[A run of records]

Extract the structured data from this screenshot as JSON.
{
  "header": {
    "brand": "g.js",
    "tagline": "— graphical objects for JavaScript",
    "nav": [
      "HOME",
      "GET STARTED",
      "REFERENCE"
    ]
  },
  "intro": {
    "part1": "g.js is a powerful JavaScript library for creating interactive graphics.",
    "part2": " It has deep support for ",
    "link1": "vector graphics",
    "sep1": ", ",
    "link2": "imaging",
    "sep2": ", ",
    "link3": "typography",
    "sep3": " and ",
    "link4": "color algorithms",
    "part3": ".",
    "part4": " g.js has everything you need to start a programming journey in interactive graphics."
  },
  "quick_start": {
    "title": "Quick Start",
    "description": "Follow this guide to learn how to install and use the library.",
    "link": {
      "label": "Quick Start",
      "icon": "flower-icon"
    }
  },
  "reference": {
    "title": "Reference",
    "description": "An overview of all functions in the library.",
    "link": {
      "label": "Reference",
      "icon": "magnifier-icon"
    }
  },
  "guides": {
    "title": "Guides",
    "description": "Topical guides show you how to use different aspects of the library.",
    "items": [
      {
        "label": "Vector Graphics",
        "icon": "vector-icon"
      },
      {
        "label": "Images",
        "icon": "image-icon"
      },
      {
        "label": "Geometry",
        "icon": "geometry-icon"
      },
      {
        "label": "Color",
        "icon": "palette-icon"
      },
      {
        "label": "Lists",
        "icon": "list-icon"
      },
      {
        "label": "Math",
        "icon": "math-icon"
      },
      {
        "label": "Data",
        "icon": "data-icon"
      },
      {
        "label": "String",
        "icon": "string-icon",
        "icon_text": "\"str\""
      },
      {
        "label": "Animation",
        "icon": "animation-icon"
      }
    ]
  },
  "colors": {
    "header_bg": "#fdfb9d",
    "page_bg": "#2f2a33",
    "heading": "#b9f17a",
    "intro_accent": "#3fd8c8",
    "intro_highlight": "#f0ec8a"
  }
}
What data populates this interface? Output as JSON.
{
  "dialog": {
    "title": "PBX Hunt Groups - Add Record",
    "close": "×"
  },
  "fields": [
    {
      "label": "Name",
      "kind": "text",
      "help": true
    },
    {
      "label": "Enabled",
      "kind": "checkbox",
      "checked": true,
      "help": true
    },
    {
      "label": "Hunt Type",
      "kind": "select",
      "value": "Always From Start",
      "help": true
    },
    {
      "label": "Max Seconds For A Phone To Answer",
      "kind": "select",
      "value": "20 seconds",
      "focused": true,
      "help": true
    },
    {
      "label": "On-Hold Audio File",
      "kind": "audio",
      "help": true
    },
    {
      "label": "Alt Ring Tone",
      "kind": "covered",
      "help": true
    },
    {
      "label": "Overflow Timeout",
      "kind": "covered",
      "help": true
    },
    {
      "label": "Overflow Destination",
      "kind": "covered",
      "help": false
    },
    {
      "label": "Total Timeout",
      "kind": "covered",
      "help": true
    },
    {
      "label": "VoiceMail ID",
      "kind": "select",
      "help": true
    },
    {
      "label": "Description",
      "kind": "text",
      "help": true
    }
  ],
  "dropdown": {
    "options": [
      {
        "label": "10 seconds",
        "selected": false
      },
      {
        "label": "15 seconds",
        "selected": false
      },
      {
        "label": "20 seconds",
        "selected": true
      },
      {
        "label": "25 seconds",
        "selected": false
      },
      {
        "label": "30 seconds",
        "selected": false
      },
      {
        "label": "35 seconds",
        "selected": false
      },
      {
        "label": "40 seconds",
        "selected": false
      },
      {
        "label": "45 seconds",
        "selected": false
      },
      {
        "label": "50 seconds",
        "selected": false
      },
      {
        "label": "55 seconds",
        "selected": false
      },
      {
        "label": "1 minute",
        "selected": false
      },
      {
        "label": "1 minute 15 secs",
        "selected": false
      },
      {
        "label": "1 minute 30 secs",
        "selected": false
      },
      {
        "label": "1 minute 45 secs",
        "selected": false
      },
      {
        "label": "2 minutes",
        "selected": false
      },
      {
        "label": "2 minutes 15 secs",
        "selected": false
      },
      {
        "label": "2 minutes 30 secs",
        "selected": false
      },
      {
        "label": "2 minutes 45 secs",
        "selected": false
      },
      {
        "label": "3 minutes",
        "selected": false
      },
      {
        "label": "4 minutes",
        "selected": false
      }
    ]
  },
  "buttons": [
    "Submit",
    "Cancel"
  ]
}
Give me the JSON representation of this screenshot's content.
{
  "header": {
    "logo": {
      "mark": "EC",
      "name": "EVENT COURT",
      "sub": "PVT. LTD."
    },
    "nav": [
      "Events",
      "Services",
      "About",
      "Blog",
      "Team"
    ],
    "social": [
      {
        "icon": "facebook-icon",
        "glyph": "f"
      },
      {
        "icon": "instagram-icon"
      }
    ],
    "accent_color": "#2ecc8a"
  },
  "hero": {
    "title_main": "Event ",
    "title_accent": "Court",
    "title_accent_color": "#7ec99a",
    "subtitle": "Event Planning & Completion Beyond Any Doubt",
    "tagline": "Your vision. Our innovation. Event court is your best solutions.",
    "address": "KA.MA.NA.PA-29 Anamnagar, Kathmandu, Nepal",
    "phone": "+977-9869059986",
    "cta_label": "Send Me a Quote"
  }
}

> _Aim of the task_
Copy all the records above exactly, missing none.

> _Written response_
Extract the structured data from this screenshot as JSON.
{
  "header": {
    "brand": "g.js",
    "tagline": "— graphical objects for JavaScript",
    "nav": [
      "HOME",
      "GET STARTED",
      "REFERENCE"
    ]
  },
  "intro": {
    "part1": "g.js is a powerful JavaScript library for creating interactive graphics.",
    "part2": " It has deep support for ",
    "link1": "vector graphics",
    "sep1": ", ",
    "link2": "imaging",
    "sep2": ", ",
    "link3": "typography",
    "sep3": " and ",
    "link4": "color algorithms",
    "part3": ".",
    "part4": " g.js has everything you need to start a programming journey in interactive graphics."
  },
  "quick_start": {
    "title": "Quick Start",
    "description": "Follow this guide to learn how to install and use the library.",
    "link": {
      "label": "Quick Start",
      "icon": "flower-icon"
    }
  },
  "reference": {
    "title": "Reference",
    "description": "An overview of all functions in the library.",
    "link": {
      "label": "Reference",
      "icon": "magnifier-icon"
    }
  },
  "guides": {
    "title": "Guides",
    "description": "Topical guides show you how to use different aspects of the library.",
    "items": [
      {
        "label": "Vector Graphics",
        "icon": "vector-icon"
      },
      {
        "label": "Images",
        "icon": "image-icon"
      },
      {
        "label": "Geometry",
        "icon": "geometry-icon"
      },
      {
        "label": "Color",
        "icon": "palette-icon"
      },
      {
        "label": "Lists",
        "icon": "list-icon"
      },
      {
        "label": "Math",
        "icon": "math-icon"
      },
      {
        "label": "Data",
        "icon": "data-icon"
      },
      {
        "label": "String",
        "icon": "string-icon",
        "icon_text": "\"str\""
      },
      {
        "label": "Animation",
        "icon": "animation-icon"
      }
    ]
  },
  "colors": {
    "header_bg": "#fdfb9d",
    "page_bg": "#2f2a33",
    "heading": "#b9f17a",
    "intro_accent": "#3fd8c8",
    "intro_highlight": "#f0ec8a"
  }
}
What data populates this interface? Output as JSON.
{
  "dialog": {
    "title": "PBX Hunt Groups - Add Record",
    "close": "×"
  },
  "fields": [
    {
      "label": "Name",
      "kind": "text",
      "help": true
    },
    {
      "label": "Enabled",
      "kind": "checkbox",
      "checked": true,
      "help": true
    },
    {
      "label": "Hunt Type",
      "kind": "select",
      "value": "Always From Start",
      "help": true
    },
    {
      "label": "Max Seconds For A Phone To Answer",
      "kind": "select",
      "value": "20 seconds",
      "focused": true,
      "help": true
    },
    {
      "label": "On-Hold Audio File",
      "kind": "audio",
      "help": true
    },
    {
      "label": "Alt Ring Tone",
      "kind": "covered",
      "help": true
    },
    {
      "label": "Overflow Timeout",
      "kind": "covered",
      "help": true
    },
    {
      "label": "Overflow Destination",
      "kind": "covered",
      "help": false
    },
    {
      "label": "Total Timeout",
      "kind": "covered",
      "help": true
    },
    {
      "label": "VoiceMail ID",
      "kind": "select",
      "help": true
    },
    {
      "label": "Description",
      "kind": "text",
      "help": true
    }
  ],
  "dropdown": {
    "options": [
      {
        "label": "10 seconds",
        "selected": false
      },
      {
        "label": "15 seconds",
        "selected": false
      },
      {
        "label": "20 seconds",
        "selected": true
      },
      {
        "label": "25 seconds",
        "selected": false
      },
      {
        "label": "30 seconds",
        "selected": false
      },
      {
        "label": "35 seconds",
        "selected": false
      },
      {
        "label": "40 seconds",
        "selected": false
      },
      {
        "label": "45 seconds",
        "selected": false
      },
      {
        "label": "50 seconds",
        "selected": false
      },
      {
        "label": "55 seconds",
        "selected": false
      },
      {
        "label": "1 minute",
        "selected": false
      },
      {
        "label": "1 minute 15 secs",
        "selected": false
      },
      {
        "label": "1 minute 30 secs",
        "selected": false
      },
      {
        "label": "1 minute 45 secs",
        "selected": false
      },
      {
        "label": "2 minutes",
        "selected": false
      },
      {
        "label": "2 minutes 15 secs",
        "selected": false
      },
      {
        "label": "2 minutes 30 secs",
        "selected": false
      },
      {
        "label": "2 minutes 45 secs",
        "selected": false
      },
      {
        "label": "3 minutes",
        "selected": false
      },
      {
        "label": "4 minutes",
        "selected": false
      }
    ]
  },
  "buttons": [
    "Submit",
    "Cancel"
  ]
}
Give me the JSON representation of this screenshot's content.
{
  "header": {
    "logo": {
      "mark": "EC",
      "name": "EVENT COURT",
      "sub": "PVT. LTD."
    },
    "nav": [
      "Events",
      "Services",
      "About",
      "Blog",
      "Team"
    ],
    "social": [
      {
        "icon": "facebook-icon",
        "glyph": "f"
      },
      {
        "icon": "instagram-icon"
      }
    ],
    "accent_color": "#2ecc8a"
  },
  "hero": {
    "title_main": "Event ",
    "title_accent": "Court",
    "title_accent_color": "#7ec99a",
    "subtitle": "Event Planning & Completion Beyond Any Doubt",
    "tagline": "Your vision. Our innovation. Event court is your best solutions.",
    "address": "KA.MA.NA.PA-29 Anamnagar, Kathmandu, Nepal",
    "phone": "+977-9869059986",
    "cta_label": "Send Me a Quote"
  }
}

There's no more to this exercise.